[Supplied records start]
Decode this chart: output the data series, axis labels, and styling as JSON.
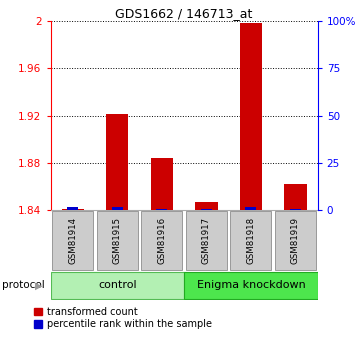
{
  "title": "GDS1662 / 146713_at",
  "samples": [
    "GSM81914",
    "GSM81915",
    "GSM81916",
    "GSM81917",
    "GSM81918",
    "GSM81919"
  ],
  "red_values": [
    1.841,
    1.921,
    1.884,
    1.847,
    1.998,
    1.862
  ],
  "blue_percentile": [
    2,
    2,
    1,
    1,
    2,
    1
  ],
  "ylim_left": [
    1.84,
    2.0
  ],
  "ylim_right": [
    0,
    100
  ],
  "yticks_left": [
    1.84,
    1.88,
    1.92,
    1.96,
    2.0
  ],
  "yticks_right": [
    0,
    25,
    50,
    75,
    100
  ],
  "ytick_labels_left": [
    "1.84",
    "1.88",
    "1.92",
    "1.96",
    "2"
  ],
  "ytick_labels_right": [
    "0",
    "25",
    "50",
    "75",
    "100%"
  ],
  "group_control_label": "control",
  "group_enigma_label": "Enigma knockdown",
  "group_control_color": "#b3f0b3",
  "group_enigma_color": "#4de64d",
  "bar_color_red": "#cc0000",
  "bar_color_blue": "#0000cc",
  "red_bar_width": 0.5,
  "blue_bar_width": 0.25,
  "protocol_label": "protocol",
  "legend_red": "transformed count",
  "legend_blue": "percentile rank within the sample",
  "background_color": "#ffffff",
  "sample_box_color": "#cccccc",
  "title_fontsize": 9
}
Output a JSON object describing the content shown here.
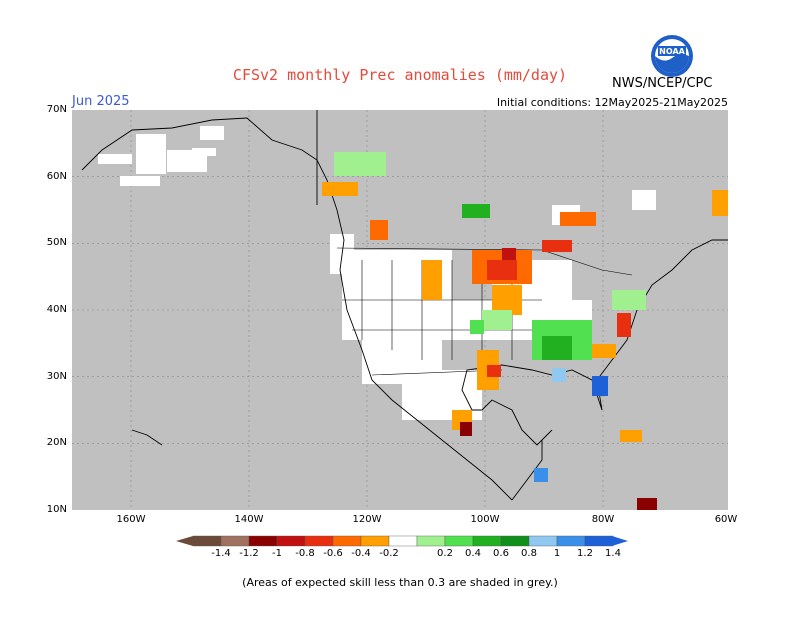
{
  "title": "CFSv2 monthly Prec anomalies (mm/day)",
  "month_label": "Jun 2025",
  "initial_conditions": "Initial conditions: 12May2025-21May2025",
  "agency": "NWS/NCEP/CPC",
  "logo_text": "NOAA",
  "footnote": "(Areas of expected skill less than 0.3 are shaded in grey.)",
  "colors": {
    "grey_mask": "#c0c0c0",
    "scale": [
      "#6b4a3a",
      "#a07060",
      "#8b0000",
      "#c01010",
      "#e83010",
      "#ff6a00",
      "#ff9f00",
      "#ffffff",
      "#a0f090",
      "#50e050",
      "#20b020",
      "#10901a",
      "#90c8f0",
      "#3a8fe8",
      "#1e60d8"
    ]
  },
  "map": {
    "lat_labels": [
      "70N",
      "60N",
      "50N",
      "40N",
      "30N",
      "20N",
      "10N"
    ],
    "lon_labels": [
      "160W",
      "140W",
      "120W",
      "100W",
      "80W",
      "60W"
    ]
  },
  "colorbar": {
    "labels": [
      "-1.4",
      "-1.2",
      "-1",
      "-0.8",
      "-0.6",
      "-0.4",
      "-0.2",
      "0.2",
      "0.4",
      "0.6",
      "0.8",
      "1",
      "1.2",
      "1.4"
    ]
  }
}
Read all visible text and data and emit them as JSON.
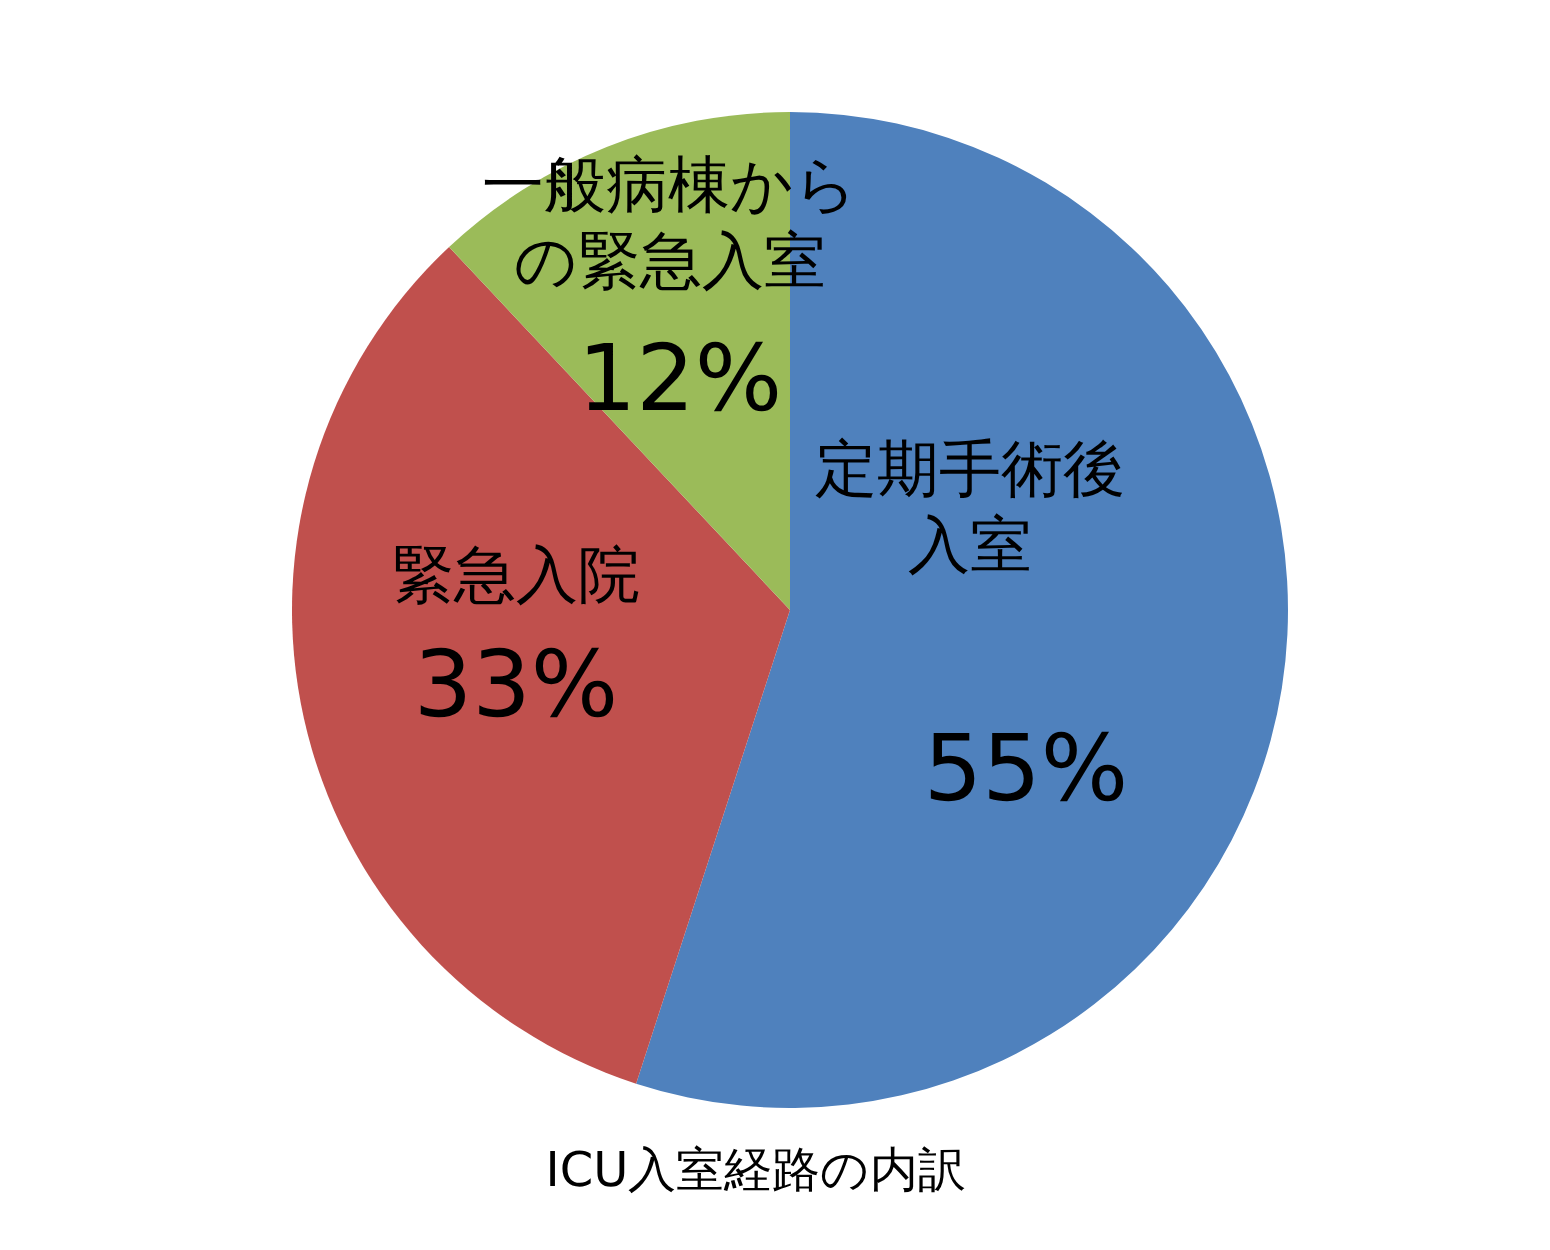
{
  "chart_data": {
    "type": "pie",
    "title": "ICU入室経路の内訳",
    "categories": [
      "定期手術後入室",
      "緊急入院",
      "一般病棟からの緊急入室"
    ],
    "values": [
      55,
      33,
      12
    ],
    "colors": [
      "#4f81bd",
      "#c0504d",
      "#9bbb59"
    ],
    "value_labels": [
      "55%",
      "33%",
      "12%"
    ]
  }
}
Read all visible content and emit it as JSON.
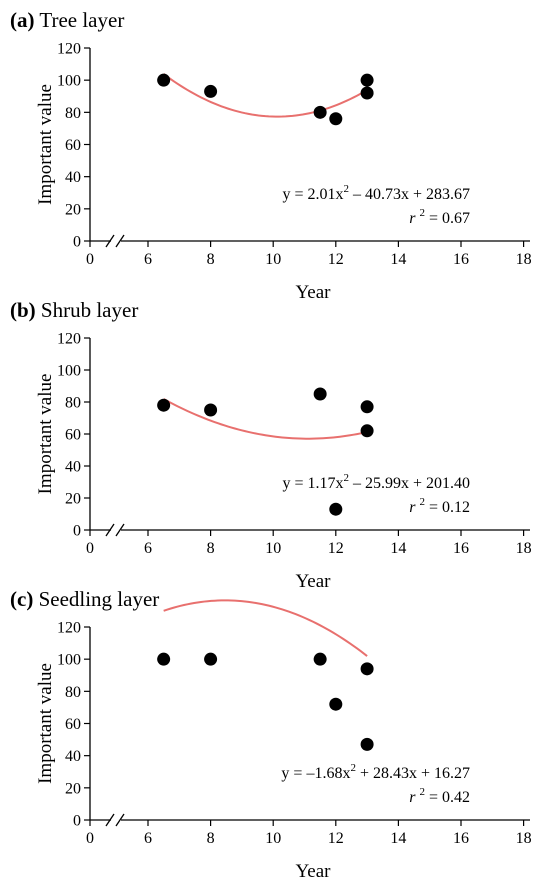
{
  "chart_data": [
    {
      "type": "scatter",
      "panel_label": "(a)",
      "title": "Tree layer",
      "xlabel": "Year",
      "ylabel": "Important value",
      "xlim": [
        0,
        18
      ],
      "ylim": [
        0,
        120
      ],
      "x_ticks": [
        0,
        6,
        8,
        10,
        12,
        14,
        16,
        18
      ],
      "y_ticks": [
        0,
        20,
        40,
        60,
        80,
        100,
        120
      ],
      "axis_break": "x-axis between 0 and 6",
      "points": [
        {
          "x": 6.5,
          "y": 100
        },
        {
          "x": 8,
          "y": 93
        },
        {
          "x": 11.5,
          "y": 80
        },
        {
          "x": 12,
          "y": 76
        },
        {
          "x": 13,
          "y": 100
        },
        {
          "x": 13,
          "y": 92
        }
      ],
      "fit": {
        "a": 2.01,
        "b": -40.73,
        "c": 283.67,
        "x_range": [
          6.5,
          13
        ],
        "color": "#e8706e"
      },
      "equation_text": {
        "pre": "y = 2.01x",
        "exp": "2",
        "post": " – 40.73x + 283.67"
      },
      "r2_text": {
        "r": "r",
        "exp": "2",
        "post": " = 0.67"
      }
    },
    {
      "type": "scatter",
      "panel_label": "(b)",
      "title": "Shrub layer",
      "xlabel": "Year",
      "ylabel": "Important value",
      "xlim": [
        0,
        18
      ],
      "ylim": [
        0,
        120
      ],
      "x_ticks": [
        0,
        6,
        8,
        10,
        12,
        14,
        16,
        18
      ],
      "y_ticks": [
        0,
        20,
        40,
        60,
        80,
        100,
        120
      ],
      "axis_break": "x-axis between 0 and 6",
      "points": [
        {
          "x": 6.5,
          "y": 78
        },
        {
          "x": 8,
          "y": 75
        },
        {
          "x": 11.5,
          "y": 85
        },
        {
          "x": 12,
          "y": 13
        },
        {
          "x": 13,
          "y": 77
        },
        {
          "x": 13,
          "y": 62
        }
      ],
      "fit": {
        "a": 1.17,
        "b": -25.99,
        "c": 201.4,
        "x_range": [
          6.5,
          13
        ],
        "color": "#e8706e"
      },
      "equation_text": {
        "pre": "y = 1.17x",
        "exp": "2",
        "post": " – 25.99x + 201.40"
      },
      "r2_text": {
        "r": "r",
        "exp": "2",
        "post": " = 0.12"
      }
    },
    {
      "type": "scatter",
      "panel_label": "(c)",
      "title": "Seedling layer",
      "xlabel": "Year",
      "ylabel": "Important value",
      "xlim": [
        0,
        18
      ],
      "ylim": [
        0,
        120
      ],
      "x_ticks": [
        0,
        6,
        8,
        10,
        12,
        14,
        16,
        18
      ],
      "y_ticks": [
        0,
        20,
        40,
        60,
        80,
        100,
        120
      ],
      "axis_break": "x-axis between 0 and 6",
      "points": [
        {
          "x": 6.5,
          "y": 100
        },
        {
          "x": 8,
          "y": 100
        },
        {
          "x": 11.5,
          "y": 100
        },
        {
          "x": 12,
          "y": 72
        },
        {
          "x": 13,
          "y": 94
        },
        {
          "x": 13,
          "y": 47
        }
      ],
      "fit": {
        "a": -1.68,
        "b": 28.43,
        "c": 16.27,
        "x_range": [
          6.5,
          13
        ],
        "color": "#e8706e"
      },
      "equation_text": {
        "pre": "y = –1.68x",
        "exp": "2",
        "post": " + 28.43x + 16.27"
      },
      "r2_text": {
        "r": "r",
        "exp": "2",
        "post": " = 0.42"
      }
    }
  ]
}
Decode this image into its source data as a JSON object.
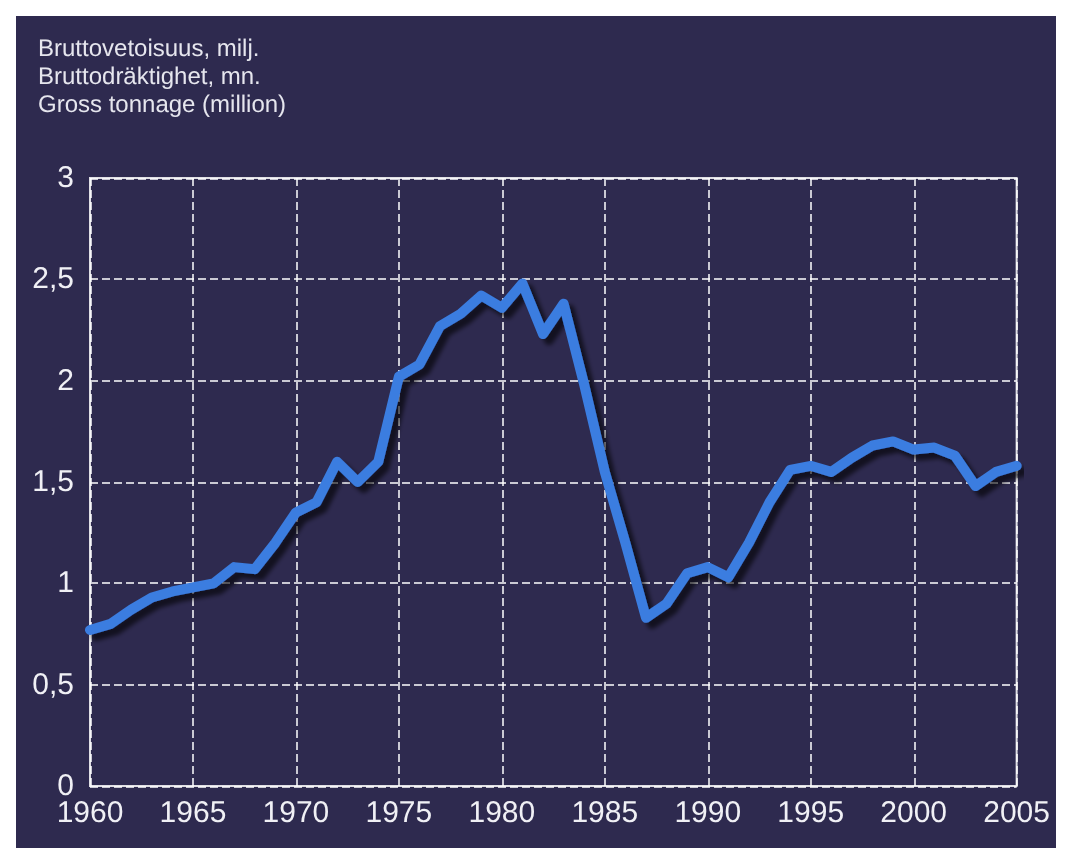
[Supplied records end]
▶ [Task instructions] Extract the full listing above verbatim; pictures are to be left out of the copy.

▶ [Problem solution]
Decode this chart: output the data series, axis labels, and styling as JSON.
{
  "title": "GDS1662 / 146713_at",
  "samples": [
    "GSM81914",
    "GSM81915",
    "GSM81916",
    "GSM81917",
    "GSM81918",
    "GSM81919"
  ],
  "red_values": [
    1.841,
    1.921,
    1.884,
    1.847,
    1.998,
    1.862
  ],
  "blue_percentile": [
    2,
    2,
    1,
    1,
    2,
    1
  ],
  "ylim_left": [
    1.84,
    2.0
  ],
  "ylim_right": [
    0,
    100
  ],
  "yticks_left": [
    1.84,
    1.88,
    1.92,
    1.96,
    2.0
  ],
  "yticks_right": [
    0,
    25,
    50,
    75,
    100
  ],
  "ytick_labels_left": [
    "1.84",
    "1.88",
    "1.92",
    "1.96",
    "2"
  ],
  "ytick_labels_right": [
    "0",
    "25",
    "50",
    "75",
    "100%"
  ],
  "group_control_label": "control",
  "group_enigma_label": "Enigma knockdown",
  "group_control_color": "#b3f0b3",
  "group_enigma_color": "#4de64d",
  "bar_color_red": "#cc0000",
  "bar_color_blue": "#0000cc",
  "red_bar_width": 0.5,
  "blue_bar_width": 0.25,
  "protocol_label": "protocol",
  "legend_red": "transformed count",
  "legend_blue": "percentile rank within the sample",
  "background_color": "#ffffff",
  "sample_box_color": "#cccccc",
  "title_fontsize": 9
}
Output a JSON object describing the content shown here.
{
  "title": "CFSv2 monthly Prec anomalies (mm/day)",
  "month_label": "Jun 2025",
  "initial_conditions": "Initial conditions: 12May2025-21May2025",
  "agency": "NWS/NCEP/CPC",
  "logo_text": "NOAA",
  "footnote": "(Areas of expected skill less than 0.3 are shaded in grey.)",
  "colors": {
    "grey_mask": "#c0c0c0",
    "scale": [
      "#6b4a3a",
      "#a07060",
      "#8b0000",
      "#c01010",
      "#e83010",
      "#ff6a00",
      "#ff9f00",
      "#ffffff",
      "#a0f090",
      "#50e050",
      "#20b020",
      "#10901a",
      "#90c8f0",
      "#3a8fe8",
      "#1e60d8"
    ]
  },
  "map": {
    "lat_labels": [
      "70N",
      "60N",
      "50N",
      "40N",
      "30N",
      "20N",
      "10N"
    ],
    "lon_labels": [
      "160W",
      "140W",
      "120W",
      "100W",
      "80W",
      "60W"
    ]
  },
  "colorbar": {
    "labels": [
      "-1.4",
      "-1.2",
      "-1",
      "-0.8",
      "-0.6",
      "-0.4",
      "-0.2",
      "0.2",
      "0.4",
      "0.6",
      "0.8",
      "1",
      "1.2",
      "1.4"
    ]
  }
}
Read all visible text and data and emit them as JSON.
{
  "chart_data": {
    "type": "pie",
    "title": "ICU入室経路の内訳",
    "categories": [
      "定期手術後入室",
      "緊急入院",
      "一般病棟からの緊急入室"
    ],
    "values": [
      55,
      33,
      12
    ],
    "colors": [
      "#4f81bd",
      "#c0504d",
      "#9bbb59"
    ],
    "value_labels": [
      "55%",
      "33%",
      "12%"
    ]
  }
}
Read all visible content and emit it as JSON.
{
  "chart_data": [
    {
      "type": "scatter",
      "panel_label": "(a)",
      "title": "Tree layer",
      "xlabel": "Year",
      "ylabel": "Important value",
      "xlim": [
        0,
        18
      ],
      "ylim": [
        0,
        120
      ],
      "x_ticks": [
        0,
        6,
        8,
        10,
        12,
        14,
        16,
        18
      ],
      "y_ticks": [
        0,
        20,
        40,
        60,
        80,
        100,
        120
      ],
      "axis_break": "x-axis between 0 and 6",
      "points": [
        {
          "x": 6.5,
          "y": 100
        },
        {
          "x": 8,
          "y": 93
        },
        {
          "x": 11.5,
          "y": 80
        },
        {
          "x": 12,
          "y": 76
        },
        {
          "x": 13,
          "y": 100
        },
        {
          "x": 13,
          "y": 92
        }
      ],
      "fit": {
        "a": 2.01,
        "b": -40.73,
        "c": 283.67,
        "x_range": [
          6.5,
          13
        ],
        "color": "#e8706e"
      },
      "equation_text": {
        "pre": "y = 2.01x",
        "exp": "2",
        "post": " – 40.73x + 283.67"
      },
      "r2_text": {
        "r": "r",
        "exp": "2",
        "post": " = 0.67"
      }
    },
    {
      "type": "scatter",
      "panel_label": "(b)",
      "title": "Shrub layer",
      "xlabel": "Year",
      "ylabel": "Important value",
      "xlim": [
        0,
        18
      ],
      "ylim": [
        0,
        120
      ],
      "x_ticks": [
        0,
        6,
        8,
        10,
        12,
        14,
        16,
        18
      ],
      "y_ticks": [
        0,
        20,
        40,
        60,
        80,
        100,
        120
      ],
      "axis_break": "x-axis between 0 and 6",
      "points": [
        {
          "x": 6.5,
          "y": 78
        },
        {
          "x": 8,
          "y": 75
        },
        {
          "x": 11.5,
          "y": 85
        },
        {
          "x": 12,
          "y": 13
        },
        {
          "x": 13,
          "y": 77
        },
        {
          "x": 13,
          "y": 62
        }
      ],
      "fit": {
        "a": 1.17,
        "b": -25.99,
        "c": 201.4,
        "x_range": [
          6.5,
          13
        ],
        "color": "#e8706e"
      },
      "equation_text": {
        "pre": "y = 1.17x",
        "exp": "2",
        "post": " – 25.99x + 201.40"
      },
      "r2_text": {
        "r": "r",
        "exp": "2",
        "post": " = 0.12"
      }
    },
    {
      "type": "scatter",
      "panel_label": "(c)",
      "title": "Seedling layer",
      "xlabel": "Year",
      "ylabel": "Important value",
      "xlim": [
        0,
        18
      ],
      "ylim": [
        0,
        120
      ],
      "x_ticks": [
        0,
        6,
        8,
        10,
        12,
        14,
        16,
        18
      ],
      "y_ticks": [
        0,
        20,
        40,
        60,
        80,
        100,
        120
      ],
      "axis_break": "x-axis between 0 and 6",
      "points": [
        {
          "x": 6.5,
          "y": 100
        },
        {
          "x": 8,
          "y": 100
        },
        {
          "x": 11.5,
          "y": 100
        },
        {
          "x": 12,
          "y": 72
        },
        {
          "x": 13,
          "y": 94
        },
        {
          "x": 13,
          "y": 47
        }
      ],
      "fit": {
        "a": -1.68,
        "b": 28.43,
        "c": 16.27,
        "x_range": [
          6.5,
          13
        ],
        "color": "#e8706e"
      },
      "equation_text": {
        "pre": "y = –1.68x",
        "exp": "2",
        "post": " + 28.43x + 16.27"
      },
      "r2_text": {
        "r": "r",
        "exp": "2",
        "post": " = 0.42"
      }
    }
  ]
}
Decode this image into its source data as a JSON object.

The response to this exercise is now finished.